Written task.
Copy the lines below word for word, starting at the line that contains "Patent image size: (1008, 866)." and ending at the line that contains "The third connectors 71 is at (627, 698).", with both of those lines included.

Provided records.

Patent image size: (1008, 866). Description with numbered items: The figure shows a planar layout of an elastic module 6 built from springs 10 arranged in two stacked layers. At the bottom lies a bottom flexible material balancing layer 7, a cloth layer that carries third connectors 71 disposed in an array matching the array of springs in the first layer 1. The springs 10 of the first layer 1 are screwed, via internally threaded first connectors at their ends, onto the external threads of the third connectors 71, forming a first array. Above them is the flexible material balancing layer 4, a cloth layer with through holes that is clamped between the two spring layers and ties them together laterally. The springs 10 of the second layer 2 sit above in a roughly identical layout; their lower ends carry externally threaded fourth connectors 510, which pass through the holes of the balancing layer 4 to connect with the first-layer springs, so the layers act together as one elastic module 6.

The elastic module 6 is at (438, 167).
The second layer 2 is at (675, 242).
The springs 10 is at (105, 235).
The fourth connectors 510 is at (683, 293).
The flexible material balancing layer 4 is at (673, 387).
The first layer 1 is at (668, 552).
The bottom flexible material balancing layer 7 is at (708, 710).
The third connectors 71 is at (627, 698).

...

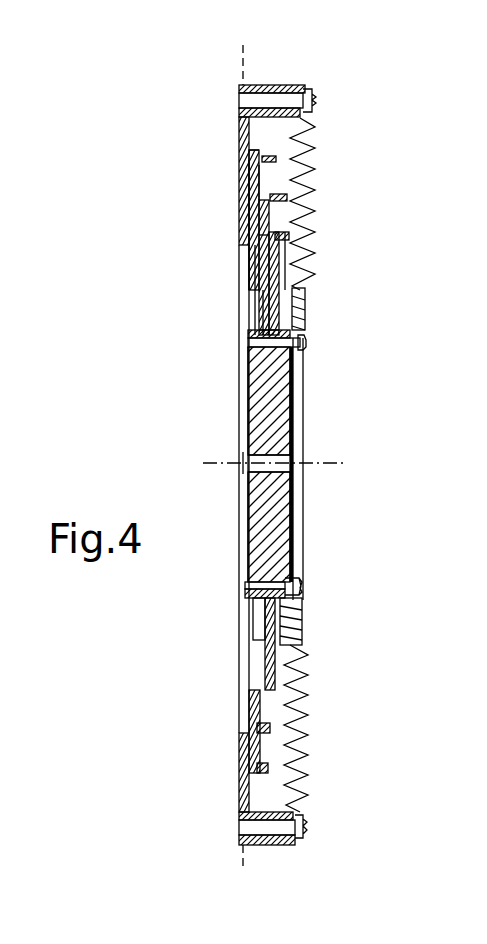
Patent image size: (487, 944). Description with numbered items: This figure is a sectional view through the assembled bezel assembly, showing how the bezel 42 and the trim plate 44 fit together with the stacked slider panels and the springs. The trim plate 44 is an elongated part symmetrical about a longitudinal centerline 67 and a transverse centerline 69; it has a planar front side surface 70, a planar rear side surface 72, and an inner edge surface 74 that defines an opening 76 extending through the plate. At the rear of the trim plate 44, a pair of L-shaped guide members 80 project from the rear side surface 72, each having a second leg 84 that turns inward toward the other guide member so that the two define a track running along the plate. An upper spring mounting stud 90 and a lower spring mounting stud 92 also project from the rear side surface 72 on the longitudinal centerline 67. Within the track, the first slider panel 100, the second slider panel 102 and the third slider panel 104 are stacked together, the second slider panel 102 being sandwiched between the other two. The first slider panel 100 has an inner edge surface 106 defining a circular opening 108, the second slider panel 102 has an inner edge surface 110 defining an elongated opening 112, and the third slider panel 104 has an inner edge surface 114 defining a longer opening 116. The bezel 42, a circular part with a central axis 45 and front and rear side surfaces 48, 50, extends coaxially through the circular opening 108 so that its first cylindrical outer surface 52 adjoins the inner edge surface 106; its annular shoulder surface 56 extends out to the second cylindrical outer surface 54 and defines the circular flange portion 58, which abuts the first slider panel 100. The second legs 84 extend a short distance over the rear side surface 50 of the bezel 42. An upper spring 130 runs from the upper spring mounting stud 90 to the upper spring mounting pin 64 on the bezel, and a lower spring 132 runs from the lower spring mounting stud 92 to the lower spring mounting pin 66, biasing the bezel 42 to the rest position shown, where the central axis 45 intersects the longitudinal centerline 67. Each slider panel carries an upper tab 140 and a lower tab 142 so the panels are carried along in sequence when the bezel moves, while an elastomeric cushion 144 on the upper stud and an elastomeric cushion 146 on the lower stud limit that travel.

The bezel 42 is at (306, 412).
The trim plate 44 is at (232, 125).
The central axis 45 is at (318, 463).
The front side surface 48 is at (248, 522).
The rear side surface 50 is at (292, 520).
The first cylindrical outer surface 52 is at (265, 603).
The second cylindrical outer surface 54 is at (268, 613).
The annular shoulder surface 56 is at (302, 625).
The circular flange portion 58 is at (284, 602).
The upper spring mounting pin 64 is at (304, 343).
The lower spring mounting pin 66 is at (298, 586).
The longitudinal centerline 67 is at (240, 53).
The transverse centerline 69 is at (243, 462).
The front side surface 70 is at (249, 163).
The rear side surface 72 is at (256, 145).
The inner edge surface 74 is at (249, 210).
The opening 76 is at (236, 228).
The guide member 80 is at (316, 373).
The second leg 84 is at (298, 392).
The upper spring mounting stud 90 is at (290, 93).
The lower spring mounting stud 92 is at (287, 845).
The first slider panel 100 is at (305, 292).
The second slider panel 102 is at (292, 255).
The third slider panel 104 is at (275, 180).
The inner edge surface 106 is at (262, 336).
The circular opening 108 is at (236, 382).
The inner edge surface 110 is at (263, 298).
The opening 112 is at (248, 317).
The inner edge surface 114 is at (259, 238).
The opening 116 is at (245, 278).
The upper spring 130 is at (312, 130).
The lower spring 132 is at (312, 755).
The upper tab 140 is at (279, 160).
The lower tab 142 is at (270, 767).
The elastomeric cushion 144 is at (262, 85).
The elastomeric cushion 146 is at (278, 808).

Result for this exercise.
Patent image size: (1008, 866). Description with numbered items: The figure shows a planar layout of an elastic module 6 built from springs 10 arranged in two stacked layers. At the bottom lies a bottom flexible material balancing layer 7, a cloth layer that carries third connectors 71 disposed in an array matching the array of springs in the first layer 1. The springs 10 of the first layer 1 are screwed, via internally threaded first connectors at their ends, onto the external threads of the third connectors 71, forming a first array. Above them is the flexible material balancing layer 4, a cloth layer with through holes that is clamped between the two spring layers and ties them together laterally. The springs 10 of the second layer 2 sit above in a roughly identical layout; their lower ends carry externally threaded fourth connectors 510, which pass through the holes of the balancing layer 4 to connect with the first-layer springs, so the layers act together as one elastic module 6.

The elastic module 6 is at (438, 167).
The second layer 2 is at (675, 242).
The springs 10 is at (105, 235).
The fourth connectors 510 is at (683, 293).
The flexible material balancing layer 4 is at (673, 387).
The first layer 1 is at (668, 552).
The bottom flexible material balancing layer 7 is at (708, 710).
The third connectors 71 is at (627, 698).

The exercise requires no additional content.